§ **Task to complete**: Your task is to filter the data below down to the lines holding "pokazatelj".

§ **Data supplied**:
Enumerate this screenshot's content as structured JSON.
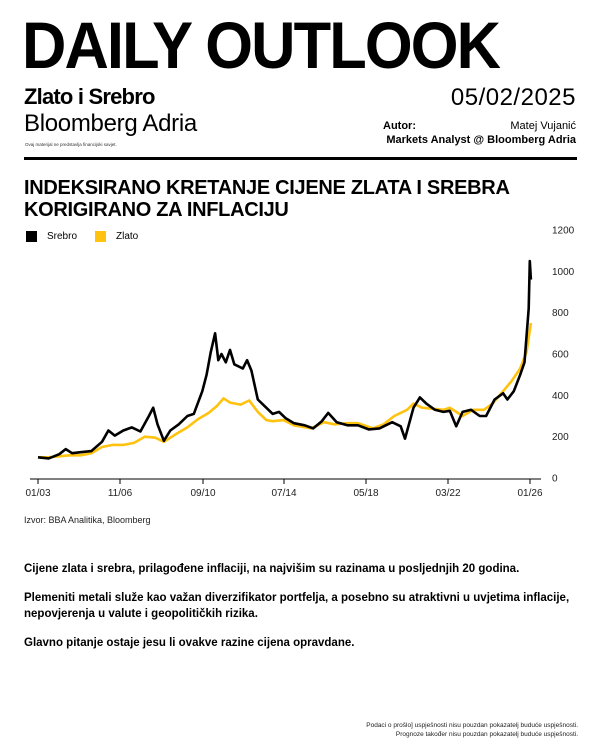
{
  "header": {
    "title": "DAILY OUTLOOK",
    "subtitle": "Zlato i Srebro",
    "brand": "Bloomberg Adria",
    "disclaimer": "Ovaj materijal ne predstavlja financijski savjet.",
    "date": "05/02/2025",
    "author_label": "Autor:",
    "author_name": "Matej Vujanić",
    "author_role": "Markets Analyst @ Bloomberg Adria"
  },
  "chart_title": "INDEKSIRANO KRETANJE CIJENE ZLATA I SREBRA KORIGIRANO ZA INFLACIJU",
  "colors": {
    "srebro": "#000000",
    "zlato": "#FFC20E"
  },
  "chart_data": {
    "type": "line",
    "title": "INDEKSIRANO KRETANJE CIJENE ZLATA I SREBRA KORIGIRANO ZA INFLACIJU",
    "xlabel": "",
    "ylabel": "",
    "x_ticks": [
      "01/03",
      "11/06",
      "09/10",
      "07/14",
      "05/18",
      "03/22",
      "01/26"
    ],
    "x_range": [
      2003.0,
      2026.2
    ],
    "ylim": [
      0,
      1200
    ],
    "y_ticks": [
      0,
      200,
      400,
      600,
      800,
      1000,
      1200
    ],
    "y_axis_side": "right",
    "grid": false,
    "legend_position": "top-left",
    "series": [
      {
        "name": "Srebro",
        "color": "#000000",
        "points": [
          [
            2003.0,
            100
          ],
          [
            2003.5,
            95
          ],
          [
            2004.0,
            115
          ],
          [
            2004.3,
            140
          ],
          [
            2004.6,
            120
          ],
          [
            2005.0,
            125
          ],
          [
            2005.5,
            130
          ],
          [
            2006.0,
            175
          ],
          [
            2006.3,
            230
          ],
          [
            2006.6,
            205
          ],
          [
            2007.0,
            230
          ],
          [
            2007.4,
            245
          ],
          [
            2007.8,
            225
          ],
          [
            2008.2,
            300
          ],
          [
            2008.4,
            340
          ],
          [
            2008.6,
            260
          ],
          [
            2008.9,
            180
          ],
          [
            2009.2,
            230
          ],
          [
            2009.6,
            260
          ],
          [
            2010.0,
            300
          ],
          [
            2010.3,
            310
          ],
          [
            2010.7,
            420
          ],
          [
            2010.9,
            500
          ],
          [
            2011.1,
            610
          ],
          [
            2011.3,
            700
          ],
          [
            2011.45,
            570
          ],
          [
            2011.6,
            600
          ],
          [
            2011.8,
            560
          ],
          [
            2012.0,
            620
          ],
          [
            2012.2,
            550
          ],
          [
            2012.6,
            530
          ],
          [
            2012.8,
            570
          ],
          [
            2013.0,
            520
          ],
          [
            2013.3,
            380
          ],
          [
            2013.6,
            350
          ],
          [
            2014.0,
            310
          ],
          [
            2014.3,
            320
          ],
          [
            2014.6,
            290
          ],
          [
            2015.0,
            265
          ],
          [
            2015.5,
            255
          ],
          [
            2015.9,
            240
          ],
          [
            2016.3,
            275
          ],
          [
            2016.6,
            315
          ],
          [
            2017.0,
            270
          ],
          [
            2017.5,
            255
          ],
          [
            2018.0,
            255
          ],
          [
            2018.5,
            235
          ],
          [
            2019.0,
            240
          ],
          [
            2019.6,
            270
          ],
          [
            2020.0,
            250
          ],
          [
            2020.2,
            190
          ],
          [
            2020.6,
            340
          ],
          [
            2020.9,
            390
          ],
          [
            2021.2,
            360
          ],
          [
            2021.6,
            330
          ],
          [
            2022.0,
            320
          ],
          [
            2022.3,
            325
          ],
          [
            2022.6,
            250
          ],
          [
            2022.9,
            320
          ],
          [
            2023.3,
            330
          ],
          [
            2023.7,
            300
          ],
          [
            2024.0,
            300
          ],
          [
            2024.4,
            380
          ],
          [
            2024.8,
            410
          ],
          [
            2025.0,
            380
          ],
          [
            2025.3,
            420
          ],
          [
            2025.6,
            500
          ],
          [
            2025.8,
            560
          ],
          [
            2025.9,
            690
          ],
          [
            2026.0,
            820
          ],
          [
            2026.05,
            1050
          ],
          [
            2026.1,
            960
          ]
        ]
      },
      {
        "name": "Zlato",
        "color": "#FFC20E",
        "points": [
          [
            2003.0,
            100
          ],
          [
            2003.5,
            100
          ],
          [
            2004.0,
            105
          ],
          [
            2004.5,
            110
          ],
          [
            2005.0,
            110
          ],
          [
            2005.5,
            120
          ],
          [
            2006.0,
            150
          ],
          [
            2006.5,
            160
          ],
          [
            2007.0,
            160
          ],
          [
            2007.5,
            170
          ],
          [
            2008.0,
            200
          ],
          [
            2008.5,
            195
          ],
          [
            2008.9,
            175
          ],
          [
            2009.5,
            215
          ],
          [
            2010.0,
            245
          ],
          [
            2010.5,
            285
          ],
          [
            2011.0,
            315
          ],
          [
            2011.4,
            350
          ],
          [
            2011.7,
            385
          ],
          [
            2012.0,
            365
          ],
          [
            2012.5,
            355
          ],
          [
            2012.9,
            375
          ],
          [
            2013.3,
            320
          ],
          [
            2013.7,
            280
          ],
          [
            2014.0,
            275
          ],
          [
            2014.5,
            280
          ],
          [
            2015.0,
            255
          ],
          [
            2015.8,
            240
          ],
          [
            2016.4,
            270
          ],
          [
            2016.9,
            260
          ],
          [
            2017.5,
            265
          ],
          [
            2018.0,
            265
          ],
          [
            2018.7,
            240
          ],
          [
            2019.2,
            260
          ],
          [
            2019.7,
            300
          ],
          [
            2020.3,
            330
          ],
          [
            2020.6,
            360
          ],
          [
            2021.0,
            340
          ],
          [
            2021.5,
            335
          ],
          [
            2022.0,
            330
          ],
          [
            2022.3,
            340
          ],
          [
            2022.9,
            300
          ],
          [
            2023.4,
            330
          ],
          [
            2023.9,
            330
          ],
          [
            2024.3,
            360
          ],
          [
            2024.8,
            420
          ],
          [
            2025.2,
            470
          ],
          [
            2025.6,
            530
          ],
          [
            2025.9,
            610
          ],
          [
            2026.1,
            750
          ]
        ]
      }
    ]
  },
  "source": "Izvor: BBA Analitika, Bloomberg",
  "paragraphs": [
    "Cijene zlata i srebra, prilagođene inflaciji, na najvišim su razinama u posljednjih  20 godina.",
    "Plemeniti metali služe kao važan diverzifikator portfelja, a posebno su atraktivni u uvjetima inflacije, nepovjerenja u valute i geopolitičkih rizika.",
    "Glavno pitanje ostaje jesu li ovakve razine cijena opravdane."
  ],
  "footnote": {
    "line1": "Podaci o prošlo] uspješnosti nisu pouzdan pokazatelj buduće uspješnosti.",
    "line2": "Prognoze također nisu pouzdan pokazatelj buduće uspješnosti."
  }
}
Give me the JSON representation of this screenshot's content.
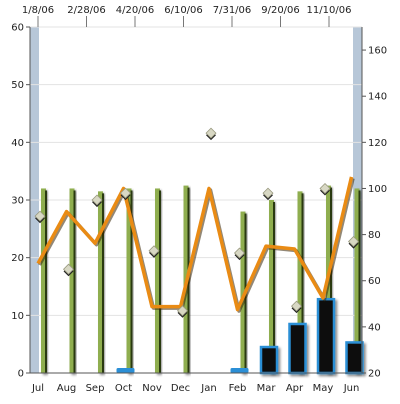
{
  "chart_data": {
    "type": "bar",
    "categories": [
      "Jul",
      "Aug",
      "Sep",
      "Oct",
      "Nov",
      "Dec",
      "Jan",
      "Feb",
      "Mar",
      "Apr",
      "May",
      "Jun"
    ],
    "top_axis_labels": [
      "1/8/06",
      "2/28/06",
      "4/20/06",
      "6/10/06",
      "7/31/06",
      "9/20/06",
      "11/10/06"
    ],
    "left_axis": {
      "min": 0,
      "max": 60,
      "ticks": [
        0,
        10,
        20,
        30,
        40,
        50,
        60
      ]
    },
    "right_axis": {
      "min": 20,
      "max": 170,
      "ticks": [
        20,
        40,
        60,
        80,
        100,
        120,
        140,
        160
      ]
    },
    "series": [
      {
        "type": "bar",
        "axis": "left",
        "color": "#8fae4f",
        "values": [
          32,
          32,
          31.5,
          32,
          32,
          32.5,
          null,
          28,
          30,
          31.5,
          32.5,
          32
        ]
      },
      {
        "type": "bar",
        "axis": "left",
        "color": "#111111",
        "stroke": "#2b8fd6",
        "values": [
          null,
          null,
          null,
          1,
          null,
          null,
          null,
          0.5,
          4.5,
          8.5,
          12.8,
          5.3
        ]
      },
      {
        "type": "line",
        "axis": "left",
        "color": "#e98b14",
        "values": [
          19,
          28,
          22.5,
          32,
          11.5,
          11.5,
          32,
          11,
          22,
          21.5,
          13,
          34
        ]
      },
      {
        "type": "scatter",
        "axis": "right",
        "color": "#d8d8c4",
        "values": [
          88,
          65,
          95,
          98,
          73,
          47,
          124,
          72,
          98,
          49,
          100,
          77
        ]
      }
    ],
    "grid": true
  }
}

§ **Answer below**:
    "line1": "Podaci o prošlo] uspješnosti nisu pouzdan pokazatelj buduće uspješnosti.",
    "line2": "Prognoze također nisu pouzdan pokazatelj buduće uspješnosti."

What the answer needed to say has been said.